-------- Stored rows --------

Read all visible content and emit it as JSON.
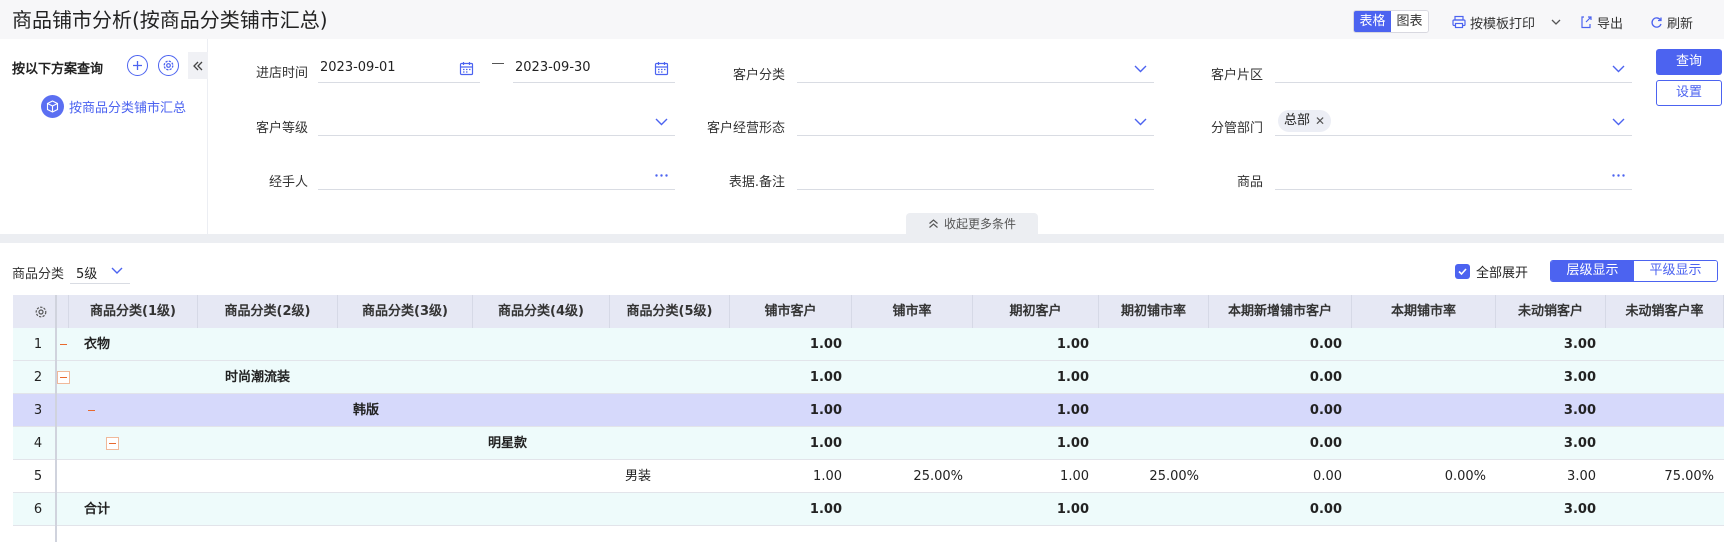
{
  "header": {
    "title": "商品铺市分析(按商品分类铺市汇总)",
    "view_table": "表格",
    "view_chart": "图表",
    "print": "按模板打印",
    "export": "导出",
    "refresh": "刷新"
  },
  "plan": {
    "label": "按以下方案查询",
    "item": "按商品分类铺市汇总"
  },
  "filters": {
    "date_label": "进店时间",
    "date_from": "2023-09-01",
    "date_to": "2023-09-30",
    "customer_class_label": "客户分类",
    "customer_area_label": "客户片区",
    "customer_level_label": "客户等级",
    "customer_form_label": "客户经营形态",
    "dept_label": "分管部门",
    "dept_tag": "总部",
    "handler_label": "经手人",
    "remark_label": "表据.备注",
    "product_label": "商品",
    "query": "查询",
    "settings": "设置",
    "collapse_more": "收起更多条件"
  },
  "toolbar": {
    "category_label": "商品分类",
    "category_level": "5级",
    "expand_all": "全部展开",
    "mode_tree": "层级显示",
    "mode_flat": "平级显示"
  },
  "table": {
    "columns": [
      "商品分类(1级)",
      "商品分类(2级)",
      "商品分类(3级)",
      "商品分类(4级)",
      "商品分类(5级)",
      "铺市客户",
      "铺市率",
      "期初客户",
      "期初铺市率",
      "本期新增铺市客户",
      "本期铺市率",
      "未动销客户",
      "未动销客户率"
    ],
    "rows": [
      {
        "idx": "1",
        "l1": "衣物",
        "l2": "",
        "l3": "",
        "l4": "",
        "l5": "",
        "shop": "1.00",
        "shop_rate": "",
        "init": "1.00",
        "init_rate": "",
        "new": "0.00",
        "cur_rate": "",
        "unsold": "3.00",
        "unsold_rate": ""
      },
      {
        "idx": "2",
        "l1": "",
        "l2": "时尚潮流装",
        "l3": "",
        "l4": "",
        "l5": "",
        "shop": "1.00",
        "shop_rate": "",
        "init": "1.00",
        "init_rate": "",
        "new": "0.00",
        "cur_rate": "",
        "unsold": "3.00",
        "unsold_rate": ""
      },
      {
        "idx": "3",
        "l1": "",
        "l2": "",
        "l3": "韩版",
        "l4": "",
        "l5": "",
        "shop": "1.00",
        "shop_rate": "",
        "init": "1.00",
        "init_rate": "",
        "new": "0.00",
        "cur_rate": "",
        "unsold": "3.00",
        "unsold_rate": ""
      },
      {
        "idx": "4",
        "l1": "",
        "l2": "",
        "l3": "",
        "l4": "明星款",
        "l5": "",
        "shop": "1.00",
        "shop_rate": "",
        "init": "1.00",
        "init_rate": "",
        "new": "0.00",
        "cur_rate": "",
        "unsold": "3.00",
        "unsold_rate": ""
      },
      {
        "idx": "5",
        "l1": "",
        "l2": "",
        "l3": "",
        "l4": "",
        "l5": "男装",
        "shop": "1.00",
        "shop_rate": "25.00%",
        "init": "1.00",
        "init_rate": "25.00%",
        "new": "0.00",
        "cur_rate": "0.00%",
        "unsold": "3.00",
        "unsold_rate": "75.00%"
      },
      {
        "idx": "6",
        "l1": "合计",
        "l2": "",
        "l3": "",
        "l4": "",
        "l5": "",
        "shop": "1.00",
        "shop_rate": "",
        "init": "1.00",
        "init_rate": "",
        "new": "0.00",
        "cur_rate": "",
        "unsold": "3.00",
        "unsold_rate": ""
      }
    ]
  },
  "colors": {
    "accent": "#4c63f0",
    "row_tint": "#eefbfb",
    "row_selected": "#d6d9fb",
    "row_plain": "#ffffff",
    "collapse_icon": "#e8692e"
  }
}
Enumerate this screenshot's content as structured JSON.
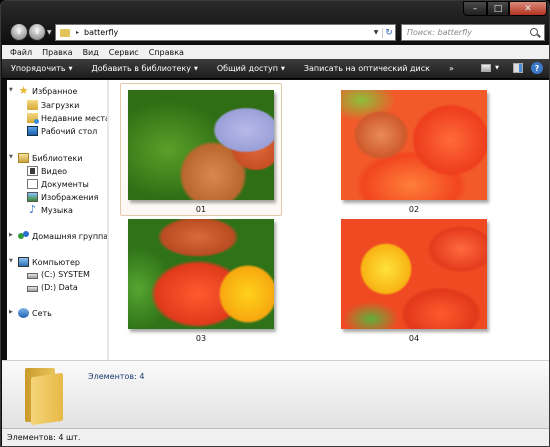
{
  "window": {
    "min_label": "–",
    "max_label": "□",
    "close_label": "✕"
  },
  "address": {
    "path": "batterfly",
    "arrow": "▸"
  },
  "search": {
    "placeholder": "Поиск: batterfly"
  },
  "menu": [
    "Файл",
    "Правка",
    "Вид",
    "Сервис",
    "Справка"
  ],
  "commands": [
    "Упорядочить",
    "Добавить в библиотеку",
    "Общий доступ",
    "Записать на оптический диск"
  ],
  "commands_more": "»",
  "sidebar": {
    "favorites": {
      "label": "Избранное",
      "items": [
        "Загрузки",
        "Недавние места",
        "Рабочий стол"
      ]
    },
    "libraries": {
      "label": "Библиотеки",
      "items": [
        "Видео",
        "Документы",
        "Изображения",
        "Музыка"
      ]
    },
    "homegroup": {
      "label": "Домашняя группа"
    },
    "computer": {
      "label": "Компьютер",
      "items": [
        "(C:) SYSTEM",
        "(D:) Data"
      ]
    },
    "network": {
      "label": "Сеть"
    }
  },
  "files": [
    {
      "name": "01",
      "selected": true
    },
    {
      "name": "02",
      "selected": false
    },
    {
      "name": "03",
      "selected": false
    },
    {
      "name": "04",
      "selected": false
    }
  ],
  "details": {
    "count_text": "Элементов: 4"
  },
  "status": {
    "text": "Элементов: 4 шт."
  },
  "colors": {
    "accent": "#2a63b5",
    "selection_border": "#e4c9a8",
    "cmdbar": "#2b2b2b",
    "folder": "#e7b946"
  }
}
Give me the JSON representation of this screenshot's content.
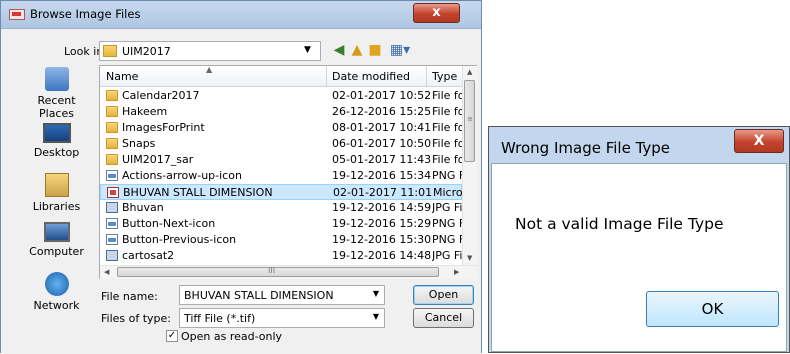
{
  "open_dialog": {
    "title": "Browse Image Files",
    "close_label": "x",
    "look_in_label": "Look in:",
    "look_in_value": "UIM2017",
    "places": [
      "Recent Places",
      "Desktop",
      "Libraries",
      "Computer",
      "Network"
    ],
    "columns": [
      "Name",
      "Date modified",
      "Type"
    ],
    "files": [
      {
        "name": "Calendar2017",
        "date": "02-01-2017 10:52",
        "type": "File fol",
        "icon": "folder-icon"
      },
      {
        "name": "Hakeem",
        "date": "26-12-2016 15:25",
        "type": "File fol",
        "icon": "folder-icon"
      },
      {
        "name": "ImagesForPrint",
        "date": "08-01-2017 10:41",
        "type": "File fol",
        "icon": "folder-icon"
      },
      {
        "name": "Snaps",
        "date": "06-01-2017 10:50",
        "type": "File fol",
        "icon": "folder-icon"
      },
      {
        "name": "UIM2017_sar",
        "date": "05-01-2017 11:43",
        "type": "File fol",
        "icon": "folder-icon"
      },
      {
        "name": "Actions-arrow-up-icon",
        "date": "19-12-2016 15:34",
        "type": "PNG Fi",
        "icon": "png-file-icon"
      },
      {
        "name": "BHUVAN STALL DIMENSION",
        "date": "02-01-2017 11:01",
        "type": "Micros",
        "icon": "document-icon"
      },
      {
        "name": "Bhuvan",
        "date": "19-12-2016 14:59",
        "type": "JPG Fil",
        "icon": "jpg-file-icon"
      },
      {
        "name": "Button-Next-icon",
        "date": "19-12-2016 15:29",
        "type": "PNG Fi",
        "icon": "png-file-icon"
      },
      {
        "name": "Button-Previous-icon",
        "date": "19-12-2016 15:30",
        "type": "PNG Fi",
        "icon": "png-file-icon"
      },
      {
        "name": "cartosat2",
        "date": "19-12-2016 14:48",
        "type": "JPG Fil",
        "icon": "jpg-file-icon"
      }
    ],
    "hscroll_grip": "III",
    "file_name_label": "File name:",
    "file_name_value": "BHUVAN STALL DIMENSION",
    "file_type_label": "Files of type:",
    "file_type_value": "Tiff File (*.tif)",
    "open_label": "Open",
    "cancel_label": "Cancel",
    "readonly_label": "Open as read-only",
    "readonly_checked": true
  },
  "error_dialog": {
    "title": "Wrong Image File Type",
    "close_label": "X",
    "message": "Not a valid Image File Type",
    "ok_label": "OK"
  }
}
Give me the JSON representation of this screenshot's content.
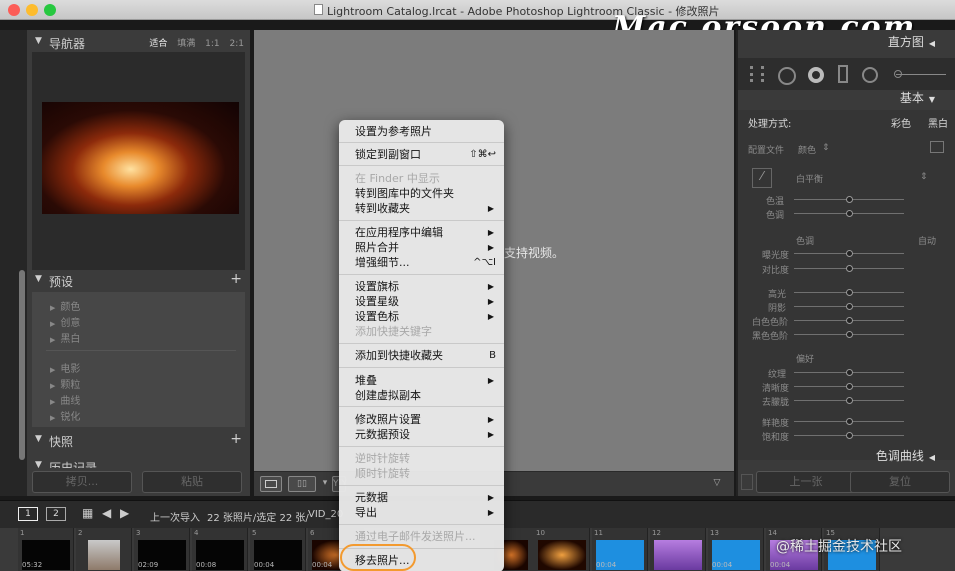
{
  "window": {
    "title": "Lightroom Catalog.lrcat - Adobe Photoshop Lightroom Classic - 修改照片",
    "watermark": "Mac.orsoon.com"
  },
  "left_panel": {
    "navigator": {
      "title": "导航器",
      "zoom_options": [
        "适合",
        "填满",
        "1:1",
        "2:1"
      ],
      "selected_zoom": "适合"
    },
    "presets": {
      "title": "预设",
      "items": [
        "颜色",
        "创意",
        "黑白",
        "电影",
        "颗粒",
        "曲线",
        "锐化"
      ]
    },
    "snapshots": {
      "title": "快照"
    },
    "history": {
      "title": "历史记录"
    },
    "buttons": {
      "copy": "拷贝...",
      "paste": "粘贴"
    }
  },
  "center": {
    "message": "支持视频。",
    "toolbar": {
      "view_label": "Y|Y"
    }
  },
  "right_panel": {
    "histogram": "直方图",
    "basic": "基本",
    "treatment_label": "处理方式:",
    "treatment_color": "彩色",
    "treatment_bw": "黑白",
    "profile_label": "配置文件",
    "profile_value": "颜色",
    "wb_label": "白平衡",
    "wb_sliders": [
      "色温",
      "色调"
    ],
    "tone_label": "色调",
    "tone_auto": "自动",
    "tone_sliders": [
      "曝光度",
      "对比度",
      "高光",
      "阴影",
      "白色色阶",
      "黑色色阶"
    ],
    "presence_label": "偏好",
    "presence_sliders": [
      "纹理",
      "清晰度",
      "去朦胧",
      "鲜艳度",
      "饱和度"
    ],
    "tone_curve": "色调曲线",
    "buttons": {
      "previous": "上一张",
      "reset": "复位"
    }
  },
  "filmstrip": {
    "screens": [
      "1",
      "2"
    ],
    "source_text": "上一次导入",
    "count_text": "22 张照片/选定 22 张/",
    "file_text": "VID_20",
    "cells": [
      {
        "index": "1",
        "time": "05:32"
      },
      {
        "index": "2",
        "time": ""
      },
      {
        "index": "3",
        "time": "02:09"
      },
      {
        "index": "4",
        "time": "00:08"
      },
      {
        "index": "5",
        "time": "00:04"
      },
      {
        "index": "6",
        "time": "00:04"
      },
      {
        "index": "10",
        "time": ""
      },
      {
        "index": "11",
        "time": "00:04"
      },
      {
        "index": "12",
        "time": ""
      },
      {
        "index": "13",
        "time": "00:04"
      },
      {
        "index": "14",
        "time": "00:04"
      },
      {
        "index": "15",
        "time": ""
      }
    ],
    "overlay_watermark": "@稀土掘金技术社区"
  },
  "context_menu": {
    "groups": [
      [
        {
          "label": "设置为参考照片",
          "enabled": true
        }
      ],
      [
        {
          "label": "锁定到副窗口",
          "enabled": true,
          "shortcut": "⇧⌘↩"
        }
      ],
      [
        {
          "label": "在 Finder 中显示",
          "enabled": false
        },
        {
          "label": "转到图库中的文件夹",
          "enabled": true
        },
        {
          "label": "转到收藏夹",
          "enabled": true,
          "submenu": true
        }
      ],
      [
        {
          "label": "在应用程序中编辑",
          "enabled": true,
          "submenu": true
        },
        {
          "label": "照片合并",
          "enabled": true,
          "submenu": true
        },
        {
          "label": "增强细节...",
          "enabled": true,
          "shortcut": "^⌥I"
        }
      ],
      [
        {
          "label": "设置旗标",
          "enabled": true,
          "submenu": true
        },
        {
          "label": "设置星级",
          "enabled": true,
          "submenu": true
        },
        {
          "label": "设置色标",
          "enabled": true,
          "submenu": true
        },
        {
          "label": "添加快捷关键字",
          "enabled": false
        }
      ],
      [
        {
          "label": "添加到快捷收藏夹",
          "enabled": true,
          "shortcut": "B"
        }
      ],
      [
        {
          "label": "堆叠",
          "enabled": true,
          "submenu": true
        },
        {
          "label": "创建虚拟副本",
          "enabled": true
        }
      ],
      [
        {
          "label": "修改照片设置",
          "enabled": true,
          "submenu": true
        },
        {
          "label": "元数据预设",
          "enabled": true,
          "submenu": true
        }
      ],
      [
        {
          "label": "逆时针旋转",
          "enabled": false
        },
        {
          "label": "顺时针旋转",
          "enabled": false
        }
      ],
      [
        {
          "label": "元数据",
          "enabled": true,
          "submenu": true
        },
        {
          "label": "导出",
          "enabled": true,
          "submenu": true
        }
      ],
      [
        {
          "label": "通过电子邮件发送照片...",
          "enabled": false
        }
      ],
      [
        {
          "label": "移去照片...",
          "enabled": true
        }
      ]
    ],
    "highlight_color": "#f39a2f"
  }
}
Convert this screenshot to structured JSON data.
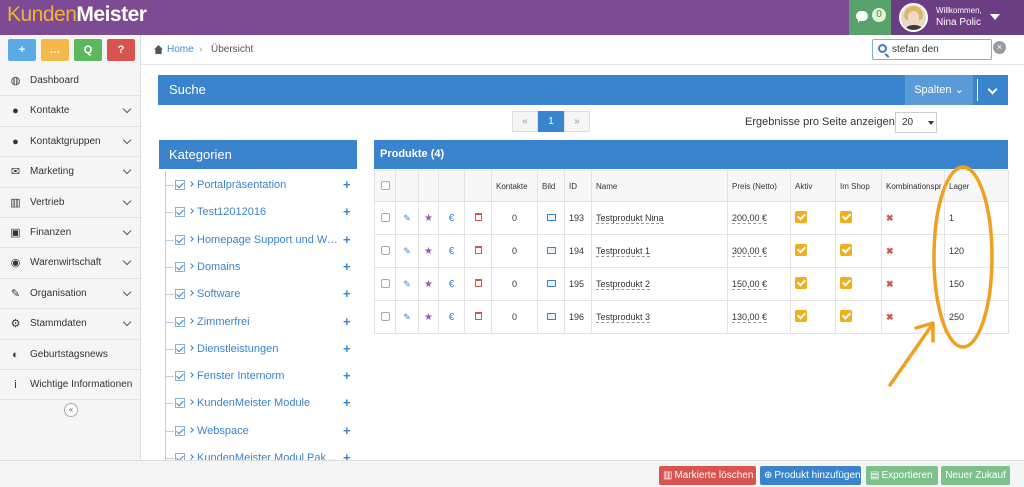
{
  "app": {
    "logo_part1": "Kunden",
    "logo_part2": "Meister"
  },
  "topbar": {
    "chat_count": "0",
    "welcome": "Willkommen,",
    "username": "Nina Polic"
  },
  "quick_buttons": [
    "+",
    "…",
    "Q",
    "?"
  ],
  "nav": [
    {
      "label": "Dashboard",
      "icon": "dashboard-icon",
      "glyph": "◍",
      "chevron": false
    },
    {
      "label": "Kontakte",
      "icon": "user-icon",
      "glyph": "●",
      "chevron": true
    },
    {
      "label": "Kontaktgruppen",
      "icon": "users-icon",
      "glyph": "●",
      "chevron": true
    },
    {
      "label": "Marketing",
      "icon": "envelope-icon",
      "glyph": "✉",
      "chevron": true
    },
    {
      "label": "Vertrieb",
      "icon": "bar-chart-icon",
      "glyph": "▥",
      "chevron": true
    },
    {
      "label": "Finanzen",
      "icon": "money-icon",
      "glyph": "▣",
      "chevron": true
    },
    {
      "label": "Warenwirtschaft",
      "icon": "globe-icon",
      "glyph": "◉",
      "chevron": true
    },
    {
      "label": "Organisation",
      "icon": "edit-icon",
      "glyph": "✎",
      "chevron": true
    },
    {
      "label": "Stammdaten",
      "icon": "cogs-icon",
      "glyph": "⚙",
      "chevron": true
    },
    {
      "label": "Geburtstagsnews",
      "icon": "adjust-icon",
      "glyph": "◐",
      "chevron": false
    },
    {
      "label": "Wichtige Informationen",
      "icon": "info-icon",
      "glyph": "i",
      "chevron": false
    }
  ],
  "collapse_label": "«",
  "breadcrumb": {
    "home": "Home",
    "separator": "›",
    "current": "Übersicht"
  },
  "search": {
    "value": "stefan den",
    "clear": "×"
  },
  "suche": {
    "title": "Suche",
    "spalten": "Spalten ⌄"
  },
  "pager": {
    "prev": "«",
    "current": "1",
    "next": "»"
  },
  "per_page": {
    "label": "Ergebnisse pro Seite anzeigen",
    "value": "20"
  },
  "kategorien": {
    "title": "Kategorien",
    "add": "+",
    "items": [
      "Portalpräsentation",
      "Test12012016",
      "Homepage Support und Wa…",
      "Domains",
      "Software",
      "Zimmerfrei",
      "Dienstleistungen",
      "Fenster Internorm",
      "KundenMeister Module",
      "Webspace",
      "KundenMeister Modul Pakete"
    ]
  },
  "produkte": {
    "title": "Produkte (4)",
    "columns": [
      "",
      "",
      "",
      "",
      "",
      "Kontakte",
      "Bild",
      "ID",
      "Name",
      "Preis (Netto)",
      "Aktiv",
      "Im Shop",
      "Kombinationspr",
      "Lager"
    ],
    "rows": [
      {
        "kontakte": "0",
        "id": "193",
        "name": "Testprodukt Nina",
        "preis": "200,00 €",
        "lager": "1"
      },
      {
        "kontakte": "0",
        "id": "194",
        "name": "Testprodukt 1",
        "preis": "300,00 €",
        "lager": "120"
      },
      {
        "kontakte": "0",
        "id": "195",
        "name": "Testprodukt 2",
        "preis": "150,00 €",
        "lager": "150"
      },
      {
        "kontakte": "0",
        "id": "196",
        "name": "Testprodukt 3",
        "preis": "130,00 €",
        "lager": "250"
      }
    ]
  },
  "bottom": {
    "delete": "Markierte löschen",
    "add": "Produkt hinzufügen",
    "export": "Exportieren",
    "new": "Neuer Zukauf"
  },
  "colors": {
    "topbar": "#7d4b94",
    "accent": "#3a83cd",
    "annotation": "#f0a020"
  }
}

--------

● **Job**
Copy every line that contains the string "index".

● **Written answer**
        "index": "1",
        "index": "2",
        "index": "3",
        "index": "4",
        "index": "5",
        "index": "6",
        "index": "10",
        "index": "11",
        "index": "12",
        "index": "13",
        "index": "14",
        "index": "15",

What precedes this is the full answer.